■ To do ■
Below are the records. List every line holding the word "this".

>>>>

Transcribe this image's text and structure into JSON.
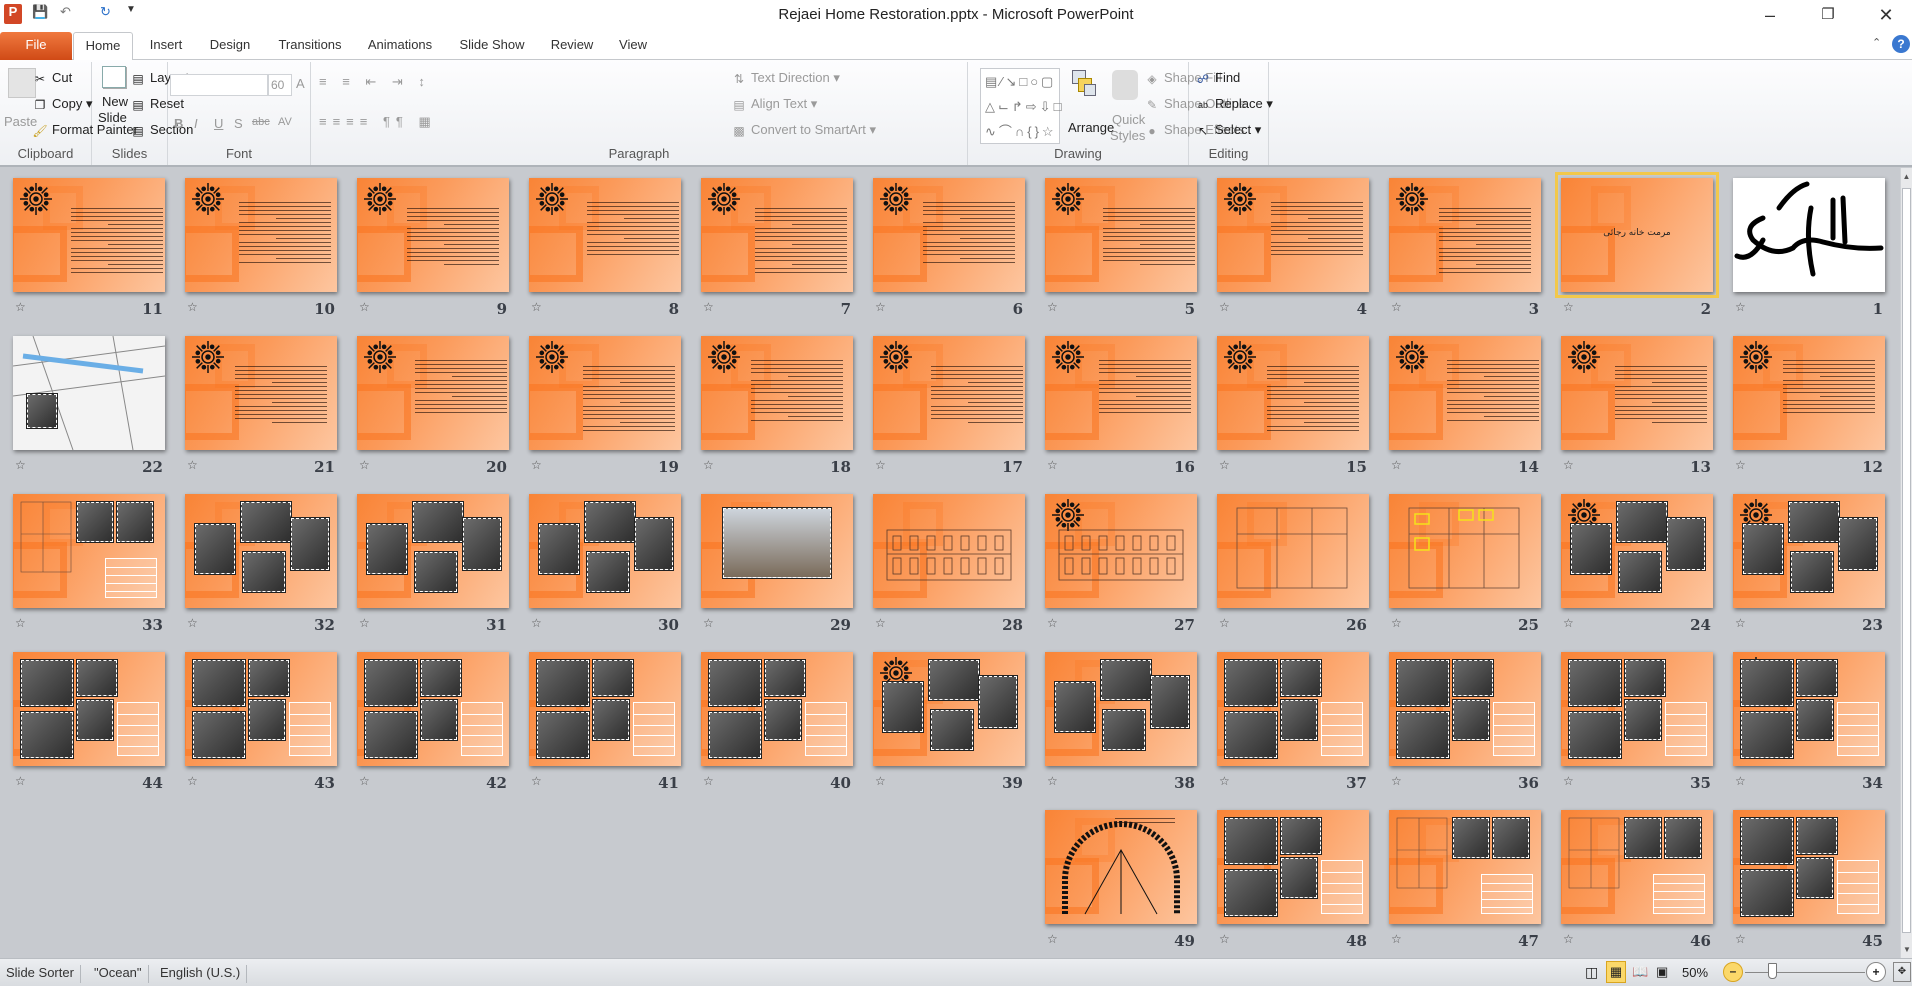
{
  "window": {
    "title": "Rejaei Home Restoration.pptx - Microsoft PowerPoint"
  },
  "tabs": [
    {
      "label": "File"
    },
    {
      "label": "Home"
    },
    {
      "label": "Insert"
    },
    {
      "label": "Design"
    },
    {
      "label": "Transitions"
    },
    {
      "label": "Animations"
    },
    {
      "label": "Slide Show"
    },
    {
      "label": "Review"
    },
    {
      "label": "View"
    }
  ],
  "ribbon": {
    "clipboard": {
      "label": "Clipboard",
      "paste": "Paste",
      "cut": "Cut",
      "copy": "Copy",
      "format_painter": "Format Painter"
    },
    "slides": {
      "label": "Slides",
      "new_slide_1": "New",
      "new_slide_2": "Slide",
      "layout": "Layout",
      "reset": "Reset",
      "section": "Section"
    },
    "font": {
      "label": "Font",
      "font_name": "",
      "font_size": "60"
    },
    "paragraph": {
      "label": "Paragraph",
      "text_direction": "Text Direction",
      "align_text": "Align Text",
      "convert_smartart": "Convert to SmartArt"
    },
    "drawing": {
      "label": "Drawing",
      "arrange": "Arrange",
      "quick_styles_1": "Quick",
      "quick_styles_2": "Styles",
      "shape_fill": "Shape Fill",
      "shape_outline": "Shape Outline",
      "shape_effects": "Shape Effects"
    },
    "editing": {
      "label": "Editing",
      "find": "Find",
      "replace": "Replace",
      "select": "Select"
    }
  },
  "slide2_title": "مرمت خانه رجائی",
  "selected_slide": 2,
  "slides": [
    {
      "n": 1,
      "kind": "calligraphy"
    },
    {
      "n": 2,
      "kind": "title"
    },
    {
      "n": 3,
      "kind": "text"
    },
    {
      "n": 4,
      "kind": "text"
    },
    {
      "n": 5,
      "kind": "text"
    },
    {
      "n": 6,
      "kind": "text"
    },
    {
      "n": 7,
      "kind": "text"
    },
    {
      "n": 8,
      "kind": "text"
    },
    {
      "n": 9,
      "kind": "text"
    },
    {
      "n": 10,
      "kind": "text"
    },
    {
      "n": 11,
      "kind": "text"
    },
    {
      "n": 12,
      "kind": "text"
    },
    {
      "n": 13,
      "kind": "text"
    },
    {
      "n": 14,
      "kind": "text"
    },
    {
      "n": 15,
      "kind": "text"
    },
    {
      "n": 16,
      "kind": "text"
    },
    {
      "n": 17,
      "kind": "text"
    },
    {
      "n": 18,
      "kind": "text"
    },
    {
      "n": 19,
      "kind": "text"
    },
    {
      "n": 20,
      "kind": "text"
    },
    {
      "n": 21,
      "kind": "text"
    },
    {
      "n": 22,
      "kind": "map"
    },
    {
      "n": 23,
      "kind": "photos"
    },
    {
      "n": 24,
      "kind": "photos"
    },
    {
      "n": 25,
      "kind": "plan"
    },
    {
      "n": 26,
      "kind": "plan"
    },
    {
      "n": 27,
      "kind": "elevation"
    },
    {
      "n": 28,
      "kind": "elevation"
    },
    {
      "n": 29,
      "kind": "photo"
    },
    {
      "n": 30,
      "kind": "photos"
    },
    {
      "n": 31,
      "kind": "photos"
    },
    {
      "n": 32,
      "kind": "photos"
    },
    {
      "n": 33,
      "kind": "plan-photos"
    },
    {
      "n": 34,
      "kind": "photos-table"
    },
    {
      "n": 35,
      "kind": "photos-table"
    },
    {
      "n": 36,
      "kind": "photos-table"
    },
    {
      "n": 37,
      "kind": "photos-table"
    },
    {
      "n": 38,
      "kind": "photos"
    },
    {
      "n": 39,
      "kind": "photos"
    },
    {
      "n": 40,
      "kind": "photos-table"
    },
    {
      "n": 41,
      "kind": "photos-table"
    },
    {
      "n": 42,
      "kind": "photos-table"
    },
    {
      "n": 43,
      "kind": "photos-table"
    },
    {
      "n": 44,
      "kind": "photos-table"
    },
    {
      "n": 45,
      "kind": "photos-table"
    },
    {
      "n": 46,
      "kind": "plan-photos"
    },
    {
      "n": 47,
      "kind": "plan-photos"
    },
    {
      "n": 48,
      "kind": "photos-table"
    },
    {
      "n": 49,
      "kind": "arch"
    }
  ],
  "status": {
    "view": "Slide Sorter",
    "theme": "\"Ocean\"",
    "language": "English (U.S.)",
    "zoom": "50%",
    "zoom_percent": 50
  },
  "colors": {
    "file_tab": "#d9541e",
    "selection": "#f2c84b",
    "slide_orange": "#f98436"
  }
}
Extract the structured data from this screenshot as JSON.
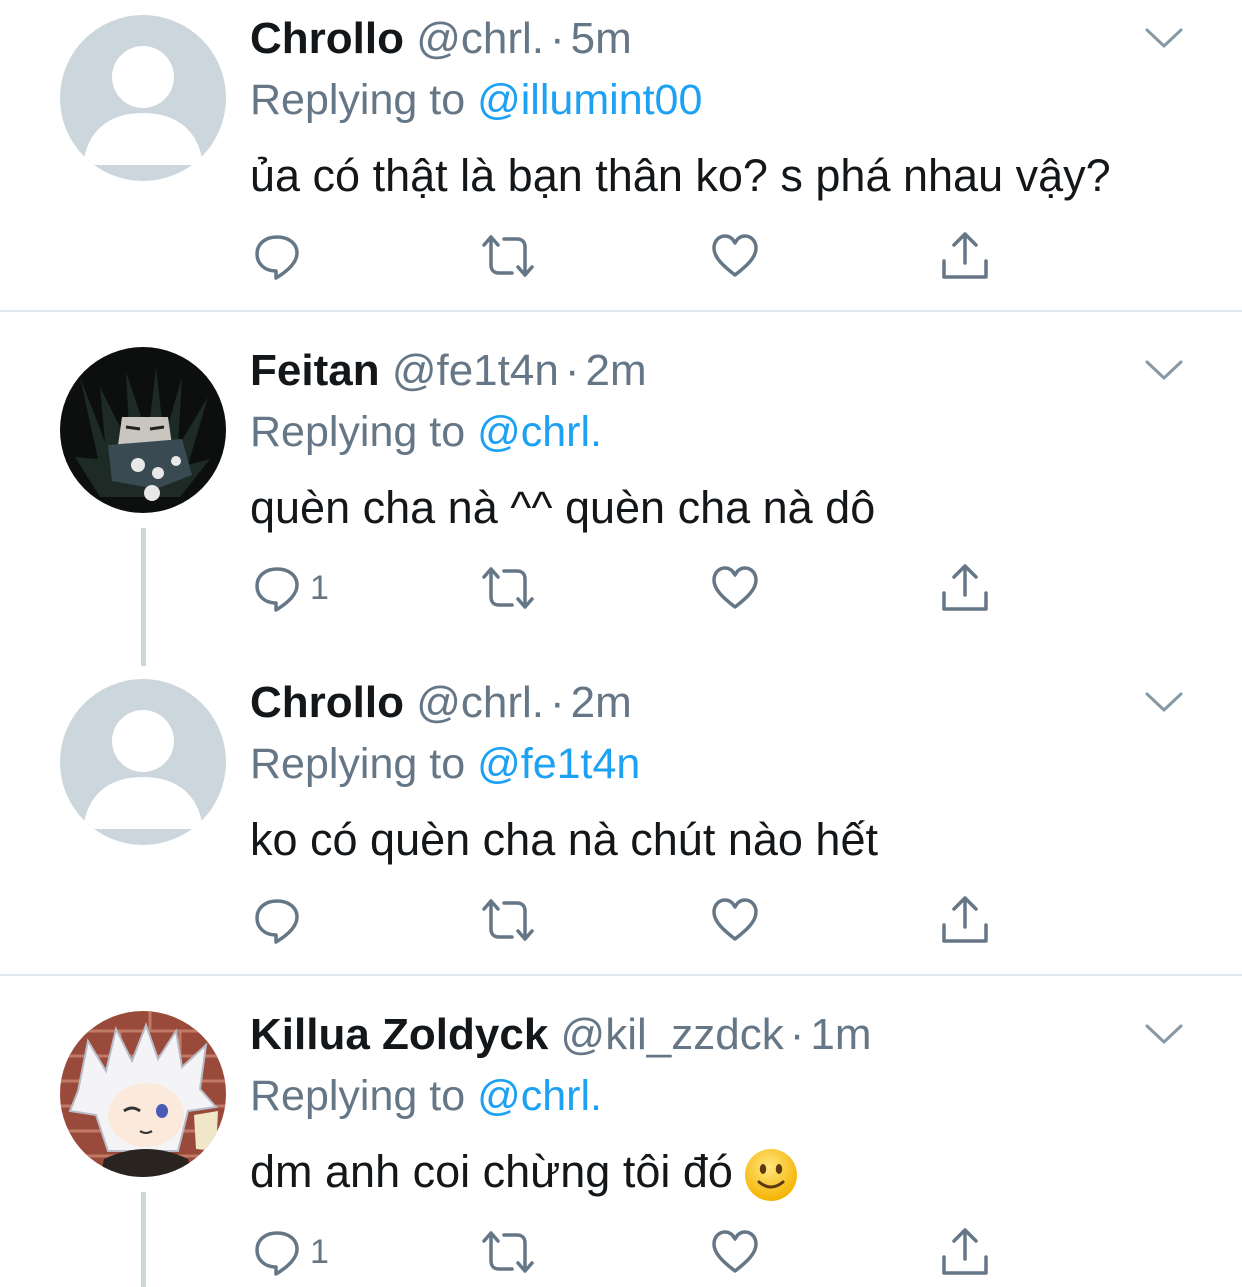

<<<<

■ Full answer ■
Transcribe this image's text and structure into JSON.
Extract the structured data from this screenshot as JSON.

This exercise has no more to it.